:: TASK GOAL ::
From the records, pick out and copy each line containing "right".

-- Begin RAW DATA --

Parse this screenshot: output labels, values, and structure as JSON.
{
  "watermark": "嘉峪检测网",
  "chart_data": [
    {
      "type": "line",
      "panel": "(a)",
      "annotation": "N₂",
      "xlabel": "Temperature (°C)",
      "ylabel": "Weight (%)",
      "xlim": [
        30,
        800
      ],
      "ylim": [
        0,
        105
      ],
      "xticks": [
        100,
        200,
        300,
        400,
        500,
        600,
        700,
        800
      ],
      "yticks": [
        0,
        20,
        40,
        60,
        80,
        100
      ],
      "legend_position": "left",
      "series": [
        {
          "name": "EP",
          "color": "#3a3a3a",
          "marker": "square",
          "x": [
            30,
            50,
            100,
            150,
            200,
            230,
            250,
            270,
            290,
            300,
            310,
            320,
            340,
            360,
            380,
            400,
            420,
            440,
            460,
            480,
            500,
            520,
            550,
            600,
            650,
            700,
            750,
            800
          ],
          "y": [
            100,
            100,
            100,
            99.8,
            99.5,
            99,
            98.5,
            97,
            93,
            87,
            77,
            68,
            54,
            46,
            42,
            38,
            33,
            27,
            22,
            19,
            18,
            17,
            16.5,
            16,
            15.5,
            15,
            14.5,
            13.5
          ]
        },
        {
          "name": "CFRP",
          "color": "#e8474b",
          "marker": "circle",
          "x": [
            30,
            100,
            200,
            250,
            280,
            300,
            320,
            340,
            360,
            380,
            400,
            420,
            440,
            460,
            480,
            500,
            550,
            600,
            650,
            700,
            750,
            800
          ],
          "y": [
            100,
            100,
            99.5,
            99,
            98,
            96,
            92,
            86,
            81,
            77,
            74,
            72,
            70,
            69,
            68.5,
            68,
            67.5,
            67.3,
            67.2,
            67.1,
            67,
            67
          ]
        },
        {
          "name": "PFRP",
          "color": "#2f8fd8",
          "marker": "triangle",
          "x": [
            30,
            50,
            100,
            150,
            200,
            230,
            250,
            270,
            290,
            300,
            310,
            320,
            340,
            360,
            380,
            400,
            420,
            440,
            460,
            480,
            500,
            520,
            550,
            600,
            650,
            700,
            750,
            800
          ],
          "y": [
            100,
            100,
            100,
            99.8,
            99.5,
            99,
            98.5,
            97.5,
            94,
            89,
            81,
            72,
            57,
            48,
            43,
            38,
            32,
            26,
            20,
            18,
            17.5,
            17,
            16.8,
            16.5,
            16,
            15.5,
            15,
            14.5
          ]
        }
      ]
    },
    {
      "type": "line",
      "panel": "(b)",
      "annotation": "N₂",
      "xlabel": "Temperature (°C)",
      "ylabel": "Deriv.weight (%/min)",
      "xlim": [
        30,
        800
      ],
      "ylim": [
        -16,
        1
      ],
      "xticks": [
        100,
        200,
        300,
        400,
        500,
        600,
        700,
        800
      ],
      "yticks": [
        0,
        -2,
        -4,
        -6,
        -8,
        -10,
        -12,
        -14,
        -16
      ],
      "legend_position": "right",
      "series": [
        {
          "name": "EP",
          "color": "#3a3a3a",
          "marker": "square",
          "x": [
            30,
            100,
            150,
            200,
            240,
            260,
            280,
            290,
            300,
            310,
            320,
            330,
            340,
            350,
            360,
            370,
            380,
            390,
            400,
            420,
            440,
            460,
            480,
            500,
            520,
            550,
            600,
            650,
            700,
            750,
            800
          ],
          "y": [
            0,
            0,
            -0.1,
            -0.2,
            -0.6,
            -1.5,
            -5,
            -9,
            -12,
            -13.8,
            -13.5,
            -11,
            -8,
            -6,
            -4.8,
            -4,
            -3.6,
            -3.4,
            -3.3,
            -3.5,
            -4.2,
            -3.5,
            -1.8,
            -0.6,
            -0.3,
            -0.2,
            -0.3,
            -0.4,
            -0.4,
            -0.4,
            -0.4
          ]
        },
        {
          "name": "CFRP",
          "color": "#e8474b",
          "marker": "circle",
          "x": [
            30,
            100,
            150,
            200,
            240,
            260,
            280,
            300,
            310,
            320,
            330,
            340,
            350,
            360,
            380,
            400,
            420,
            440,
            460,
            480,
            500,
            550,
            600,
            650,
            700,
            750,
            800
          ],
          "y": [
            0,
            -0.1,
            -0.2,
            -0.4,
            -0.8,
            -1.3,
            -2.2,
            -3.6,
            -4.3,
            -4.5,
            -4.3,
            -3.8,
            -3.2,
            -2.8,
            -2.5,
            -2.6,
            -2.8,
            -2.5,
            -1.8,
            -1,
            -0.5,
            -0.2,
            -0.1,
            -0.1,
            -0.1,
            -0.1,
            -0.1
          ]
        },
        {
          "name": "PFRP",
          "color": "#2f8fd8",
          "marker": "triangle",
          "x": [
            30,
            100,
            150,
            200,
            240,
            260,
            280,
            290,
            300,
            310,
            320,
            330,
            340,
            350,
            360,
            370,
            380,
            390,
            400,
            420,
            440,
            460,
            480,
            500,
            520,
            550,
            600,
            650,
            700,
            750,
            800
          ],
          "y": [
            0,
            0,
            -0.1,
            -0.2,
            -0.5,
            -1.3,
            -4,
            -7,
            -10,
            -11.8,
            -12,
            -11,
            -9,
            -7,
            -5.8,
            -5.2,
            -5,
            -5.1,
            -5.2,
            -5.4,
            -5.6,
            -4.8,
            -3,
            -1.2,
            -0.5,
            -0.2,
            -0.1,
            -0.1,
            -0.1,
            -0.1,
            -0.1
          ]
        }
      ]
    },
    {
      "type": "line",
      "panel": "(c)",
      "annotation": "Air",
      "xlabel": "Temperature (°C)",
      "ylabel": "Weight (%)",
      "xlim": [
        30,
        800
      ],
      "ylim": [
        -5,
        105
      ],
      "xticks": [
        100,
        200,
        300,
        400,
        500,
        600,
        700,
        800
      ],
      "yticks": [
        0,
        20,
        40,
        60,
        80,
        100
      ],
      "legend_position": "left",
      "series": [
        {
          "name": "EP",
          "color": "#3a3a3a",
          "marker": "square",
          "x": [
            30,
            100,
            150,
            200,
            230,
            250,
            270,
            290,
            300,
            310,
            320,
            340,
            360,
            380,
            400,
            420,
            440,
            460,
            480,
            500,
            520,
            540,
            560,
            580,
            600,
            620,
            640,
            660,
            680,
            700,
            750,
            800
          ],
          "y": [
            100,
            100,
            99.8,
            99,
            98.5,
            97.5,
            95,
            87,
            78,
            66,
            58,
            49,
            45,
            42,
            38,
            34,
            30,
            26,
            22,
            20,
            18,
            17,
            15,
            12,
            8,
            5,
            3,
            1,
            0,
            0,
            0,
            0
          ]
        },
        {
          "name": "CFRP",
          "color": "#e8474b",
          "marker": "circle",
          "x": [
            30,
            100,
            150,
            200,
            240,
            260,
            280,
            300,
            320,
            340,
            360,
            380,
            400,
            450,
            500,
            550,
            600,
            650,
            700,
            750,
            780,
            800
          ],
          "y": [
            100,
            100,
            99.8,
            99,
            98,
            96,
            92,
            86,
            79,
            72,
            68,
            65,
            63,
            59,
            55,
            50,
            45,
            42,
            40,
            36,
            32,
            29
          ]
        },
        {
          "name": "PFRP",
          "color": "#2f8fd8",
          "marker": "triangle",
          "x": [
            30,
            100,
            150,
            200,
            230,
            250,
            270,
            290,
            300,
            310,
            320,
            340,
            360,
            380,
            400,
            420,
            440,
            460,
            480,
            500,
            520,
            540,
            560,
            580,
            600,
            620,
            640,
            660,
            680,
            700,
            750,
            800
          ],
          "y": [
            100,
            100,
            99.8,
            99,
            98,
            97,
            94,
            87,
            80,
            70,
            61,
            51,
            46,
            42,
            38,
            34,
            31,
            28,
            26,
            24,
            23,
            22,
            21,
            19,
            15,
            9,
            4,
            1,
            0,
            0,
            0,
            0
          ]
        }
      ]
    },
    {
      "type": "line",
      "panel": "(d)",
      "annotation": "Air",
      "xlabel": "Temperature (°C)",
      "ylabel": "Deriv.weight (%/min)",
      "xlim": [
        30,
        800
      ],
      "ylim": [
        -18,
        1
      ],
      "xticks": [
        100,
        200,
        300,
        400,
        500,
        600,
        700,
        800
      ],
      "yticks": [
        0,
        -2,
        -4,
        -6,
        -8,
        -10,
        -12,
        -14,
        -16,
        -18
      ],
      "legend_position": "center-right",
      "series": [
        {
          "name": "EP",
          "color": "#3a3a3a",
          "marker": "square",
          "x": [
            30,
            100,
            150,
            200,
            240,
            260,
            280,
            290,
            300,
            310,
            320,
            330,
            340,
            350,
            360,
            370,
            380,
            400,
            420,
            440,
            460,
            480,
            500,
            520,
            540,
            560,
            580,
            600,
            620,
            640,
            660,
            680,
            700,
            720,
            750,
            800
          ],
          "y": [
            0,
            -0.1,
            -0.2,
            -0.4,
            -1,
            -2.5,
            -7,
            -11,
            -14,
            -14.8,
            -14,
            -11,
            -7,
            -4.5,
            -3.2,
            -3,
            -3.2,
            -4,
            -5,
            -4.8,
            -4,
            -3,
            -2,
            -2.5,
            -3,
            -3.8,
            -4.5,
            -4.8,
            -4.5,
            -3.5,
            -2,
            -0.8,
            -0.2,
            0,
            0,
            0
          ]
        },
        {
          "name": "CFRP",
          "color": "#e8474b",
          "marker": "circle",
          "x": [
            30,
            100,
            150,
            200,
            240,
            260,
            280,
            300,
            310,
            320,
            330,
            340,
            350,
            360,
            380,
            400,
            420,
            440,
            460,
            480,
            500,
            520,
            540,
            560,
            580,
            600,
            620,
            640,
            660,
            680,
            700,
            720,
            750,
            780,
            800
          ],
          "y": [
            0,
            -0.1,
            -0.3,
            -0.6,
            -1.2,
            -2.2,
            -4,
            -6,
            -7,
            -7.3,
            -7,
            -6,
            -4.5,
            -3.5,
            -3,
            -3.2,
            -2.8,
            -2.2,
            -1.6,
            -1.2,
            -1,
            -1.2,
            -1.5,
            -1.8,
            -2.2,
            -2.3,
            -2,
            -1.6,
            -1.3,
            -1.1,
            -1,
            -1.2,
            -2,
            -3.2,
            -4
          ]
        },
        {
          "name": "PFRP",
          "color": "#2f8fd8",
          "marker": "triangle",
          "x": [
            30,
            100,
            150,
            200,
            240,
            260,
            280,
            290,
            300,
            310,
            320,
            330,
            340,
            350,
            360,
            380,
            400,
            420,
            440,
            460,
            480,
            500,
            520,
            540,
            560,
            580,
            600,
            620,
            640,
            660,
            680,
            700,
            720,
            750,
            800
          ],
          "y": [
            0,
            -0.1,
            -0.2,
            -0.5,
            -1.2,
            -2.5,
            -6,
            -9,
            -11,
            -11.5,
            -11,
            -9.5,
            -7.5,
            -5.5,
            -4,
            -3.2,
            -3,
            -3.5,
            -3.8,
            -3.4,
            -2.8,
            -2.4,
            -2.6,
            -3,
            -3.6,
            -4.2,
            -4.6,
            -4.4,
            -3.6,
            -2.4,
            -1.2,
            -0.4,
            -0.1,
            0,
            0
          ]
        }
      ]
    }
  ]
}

-- End RAW DATA --

:: CORRECT RESPONSE ::
      "legend_position": "right",
      "legend_position": "center-right",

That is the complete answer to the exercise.